» EXERCISE:
Copy out the lines that include the word "Kisa".
===== INPUT ROWS
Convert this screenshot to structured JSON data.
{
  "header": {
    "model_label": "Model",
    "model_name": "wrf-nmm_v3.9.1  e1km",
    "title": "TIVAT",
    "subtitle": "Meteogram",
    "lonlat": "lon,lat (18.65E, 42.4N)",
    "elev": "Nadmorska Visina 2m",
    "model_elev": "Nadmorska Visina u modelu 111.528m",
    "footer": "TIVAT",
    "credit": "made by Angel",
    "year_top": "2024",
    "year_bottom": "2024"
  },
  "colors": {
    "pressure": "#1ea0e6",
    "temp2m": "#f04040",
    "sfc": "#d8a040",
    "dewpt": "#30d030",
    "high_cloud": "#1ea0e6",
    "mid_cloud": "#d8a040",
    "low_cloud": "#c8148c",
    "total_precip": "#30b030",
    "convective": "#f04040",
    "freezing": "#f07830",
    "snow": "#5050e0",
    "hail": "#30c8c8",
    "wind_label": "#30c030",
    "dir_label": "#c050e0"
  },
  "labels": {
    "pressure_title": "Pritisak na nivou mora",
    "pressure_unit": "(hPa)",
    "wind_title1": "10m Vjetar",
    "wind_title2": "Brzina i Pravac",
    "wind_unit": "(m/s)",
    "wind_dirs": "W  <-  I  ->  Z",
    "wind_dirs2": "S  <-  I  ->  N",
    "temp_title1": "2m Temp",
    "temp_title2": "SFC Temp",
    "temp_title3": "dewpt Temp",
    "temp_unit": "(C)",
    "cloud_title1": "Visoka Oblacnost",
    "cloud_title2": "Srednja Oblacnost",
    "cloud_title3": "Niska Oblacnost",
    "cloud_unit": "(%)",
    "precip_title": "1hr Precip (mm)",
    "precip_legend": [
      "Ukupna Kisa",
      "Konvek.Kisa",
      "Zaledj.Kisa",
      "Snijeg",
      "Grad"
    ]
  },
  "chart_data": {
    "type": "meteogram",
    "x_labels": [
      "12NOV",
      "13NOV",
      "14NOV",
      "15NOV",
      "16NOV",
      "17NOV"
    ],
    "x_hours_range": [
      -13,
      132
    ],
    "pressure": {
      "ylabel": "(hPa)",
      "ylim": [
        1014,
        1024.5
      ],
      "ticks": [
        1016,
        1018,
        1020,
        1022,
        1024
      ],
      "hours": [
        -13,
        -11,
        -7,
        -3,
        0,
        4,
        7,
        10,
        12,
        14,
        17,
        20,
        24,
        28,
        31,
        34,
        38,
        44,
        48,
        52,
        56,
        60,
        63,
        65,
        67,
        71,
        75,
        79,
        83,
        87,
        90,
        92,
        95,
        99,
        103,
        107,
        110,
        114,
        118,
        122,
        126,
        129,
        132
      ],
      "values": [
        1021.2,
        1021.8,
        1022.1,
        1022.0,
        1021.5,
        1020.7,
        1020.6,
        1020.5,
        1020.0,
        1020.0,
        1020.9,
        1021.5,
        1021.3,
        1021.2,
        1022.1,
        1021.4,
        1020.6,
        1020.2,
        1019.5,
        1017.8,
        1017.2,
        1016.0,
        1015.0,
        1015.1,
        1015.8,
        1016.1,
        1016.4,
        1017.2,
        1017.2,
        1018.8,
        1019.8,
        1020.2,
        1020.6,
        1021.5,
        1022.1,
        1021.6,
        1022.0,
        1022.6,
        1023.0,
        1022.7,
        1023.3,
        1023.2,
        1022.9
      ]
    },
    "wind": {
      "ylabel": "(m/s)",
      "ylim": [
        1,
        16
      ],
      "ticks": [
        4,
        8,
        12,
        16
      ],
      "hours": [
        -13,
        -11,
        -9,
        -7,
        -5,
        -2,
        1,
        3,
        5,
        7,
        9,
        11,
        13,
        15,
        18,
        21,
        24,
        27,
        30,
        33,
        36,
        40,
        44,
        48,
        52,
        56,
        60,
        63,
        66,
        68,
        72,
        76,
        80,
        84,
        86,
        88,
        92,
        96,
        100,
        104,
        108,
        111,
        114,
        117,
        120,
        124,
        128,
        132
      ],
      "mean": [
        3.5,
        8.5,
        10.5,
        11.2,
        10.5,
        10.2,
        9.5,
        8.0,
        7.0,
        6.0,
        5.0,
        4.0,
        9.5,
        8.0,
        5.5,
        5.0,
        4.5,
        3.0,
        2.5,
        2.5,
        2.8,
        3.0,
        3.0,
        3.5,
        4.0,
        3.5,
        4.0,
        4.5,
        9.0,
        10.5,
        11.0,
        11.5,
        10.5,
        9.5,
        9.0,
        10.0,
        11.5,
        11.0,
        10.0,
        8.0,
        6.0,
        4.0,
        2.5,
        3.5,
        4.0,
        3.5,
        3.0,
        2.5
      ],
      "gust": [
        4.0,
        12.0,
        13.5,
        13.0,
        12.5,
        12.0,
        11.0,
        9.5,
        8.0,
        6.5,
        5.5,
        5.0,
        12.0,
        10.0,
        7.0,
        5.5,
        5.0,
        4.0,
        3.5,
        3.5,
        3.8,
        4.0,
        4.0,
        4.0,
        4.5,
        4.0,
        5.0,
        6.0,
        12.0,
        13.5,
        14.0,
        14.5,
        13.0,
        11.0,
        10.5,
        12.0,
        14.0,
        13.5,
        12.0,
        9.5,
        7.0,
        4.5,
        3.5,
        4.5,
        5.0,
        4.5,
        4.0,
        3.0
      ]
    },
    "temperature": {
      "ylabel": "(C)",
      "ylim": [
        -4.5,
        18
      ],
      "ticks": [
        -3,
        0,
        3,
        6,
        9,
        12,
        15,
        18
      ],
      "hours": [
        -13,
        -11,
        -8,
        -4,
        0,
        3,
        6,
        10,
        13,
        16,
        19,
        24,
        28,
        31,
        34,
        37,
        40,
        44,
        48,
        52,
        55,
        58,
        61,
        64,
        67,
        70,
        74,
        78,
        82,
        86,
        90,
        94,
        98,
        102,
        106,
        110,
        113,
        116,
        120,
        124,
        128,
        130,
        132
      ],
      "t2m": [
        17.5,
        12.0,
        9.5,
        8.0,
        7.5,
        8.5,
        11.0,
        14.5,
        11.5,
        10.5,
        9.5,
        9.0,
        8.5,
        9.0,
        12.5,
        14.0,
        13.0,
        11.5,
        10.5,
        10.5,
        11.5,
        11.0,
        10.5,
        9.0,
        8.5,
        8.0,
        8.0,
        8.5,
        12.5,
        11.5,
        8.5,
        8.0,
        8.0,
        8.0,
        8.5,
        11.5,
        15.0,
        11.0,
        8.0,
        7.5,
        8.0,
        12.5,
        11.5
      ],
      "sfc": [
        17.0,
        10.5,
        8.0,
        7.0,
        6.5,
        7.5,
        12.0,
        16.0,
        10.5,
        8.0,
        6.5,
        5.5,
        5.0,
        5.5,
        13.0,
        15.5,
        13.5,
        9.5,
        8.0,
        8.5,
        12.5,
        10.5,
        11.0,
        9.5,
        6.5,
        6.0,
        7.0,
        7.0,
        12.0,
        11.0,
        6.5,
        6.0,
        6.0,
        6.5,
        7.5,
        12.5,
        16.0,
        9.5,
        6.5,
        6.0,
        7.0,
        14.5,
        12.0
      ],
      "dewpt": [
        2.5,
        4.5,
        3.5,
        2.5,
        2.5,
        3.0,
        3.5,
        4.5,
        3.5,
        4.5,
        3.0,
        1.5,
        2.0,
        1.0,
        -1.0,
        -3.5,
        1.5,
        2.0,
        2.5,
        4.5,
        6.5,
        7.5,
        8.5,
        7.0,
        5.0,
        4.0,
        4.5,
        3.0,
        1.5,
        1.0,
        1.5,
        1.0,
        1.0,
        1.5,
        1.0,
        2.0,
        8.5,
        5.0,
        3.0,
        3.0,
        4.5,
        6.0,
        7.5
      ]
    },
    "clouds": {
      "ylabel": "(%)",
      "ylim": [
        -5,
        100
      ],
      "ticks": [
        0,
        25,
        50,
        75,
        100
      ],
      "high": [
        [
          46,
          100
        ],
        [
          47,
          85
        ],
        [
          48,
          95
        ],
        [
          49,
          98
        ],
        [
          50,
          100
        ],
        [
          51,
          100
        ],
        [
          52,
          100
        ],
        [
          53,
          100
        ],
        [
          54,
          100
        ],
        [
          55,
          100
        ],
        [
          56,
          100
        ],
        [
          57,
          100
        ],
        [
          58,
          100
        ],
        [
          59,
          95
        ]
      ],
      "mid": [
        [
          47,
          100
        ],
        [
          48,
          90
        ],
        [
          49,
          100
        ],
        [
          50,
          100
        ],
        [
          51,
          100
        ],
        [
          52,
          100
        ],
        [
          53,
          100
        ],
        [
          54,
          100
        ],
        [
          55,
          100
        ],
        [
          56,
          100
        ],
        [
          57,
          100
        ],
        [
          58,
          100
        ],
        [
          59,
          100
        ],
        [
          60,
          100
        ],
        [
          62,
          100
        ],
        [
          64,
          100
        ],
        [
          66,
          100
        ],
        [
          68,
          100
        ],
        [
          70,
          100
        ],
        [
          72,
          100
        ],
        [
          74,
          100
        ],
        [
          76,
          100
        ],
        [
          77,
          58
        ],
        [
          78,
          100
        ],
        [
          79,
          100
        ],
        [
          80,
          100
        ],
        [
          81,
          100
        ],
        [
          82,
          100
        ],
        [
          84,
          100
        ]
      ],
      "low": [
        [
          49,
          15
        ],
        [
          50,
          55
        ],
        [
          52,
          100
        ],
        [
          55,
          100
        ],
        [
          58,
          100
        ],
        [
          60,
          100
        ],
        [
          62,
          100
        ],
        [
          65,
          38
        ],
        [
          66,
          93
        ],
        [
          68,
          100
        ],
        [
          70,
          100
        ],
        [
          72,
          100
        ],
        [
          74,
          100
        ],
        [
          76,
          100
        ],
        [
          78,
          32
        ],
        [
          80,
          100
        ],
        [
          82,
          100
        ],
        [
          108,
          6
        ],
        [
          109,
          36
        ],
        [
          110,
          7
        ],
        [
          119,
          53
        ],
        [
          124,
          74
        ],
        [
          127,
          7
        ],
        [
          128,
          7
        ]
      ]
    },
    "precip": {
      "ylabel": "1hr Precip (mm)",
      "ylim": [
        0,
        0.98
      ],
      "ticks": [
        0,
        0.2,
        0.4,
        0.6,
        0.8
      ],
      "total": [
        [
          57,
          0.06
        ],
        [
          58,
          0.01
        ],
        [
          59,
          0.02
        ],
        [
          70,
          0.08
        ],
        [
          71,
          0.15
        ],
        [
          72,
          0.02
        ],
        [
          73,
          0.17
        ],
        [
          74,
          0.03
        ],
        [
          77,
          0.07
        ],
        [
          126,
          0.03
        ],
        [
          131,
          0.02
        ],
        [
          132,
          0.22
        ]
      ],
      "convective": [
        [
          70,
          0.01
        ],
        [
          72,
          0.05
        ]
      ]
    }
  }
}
==========
» RIGHT ANSWER:
      "Ukupna Kisa",
      "Konvek.Kisa",
      "Zaledj.Kisa",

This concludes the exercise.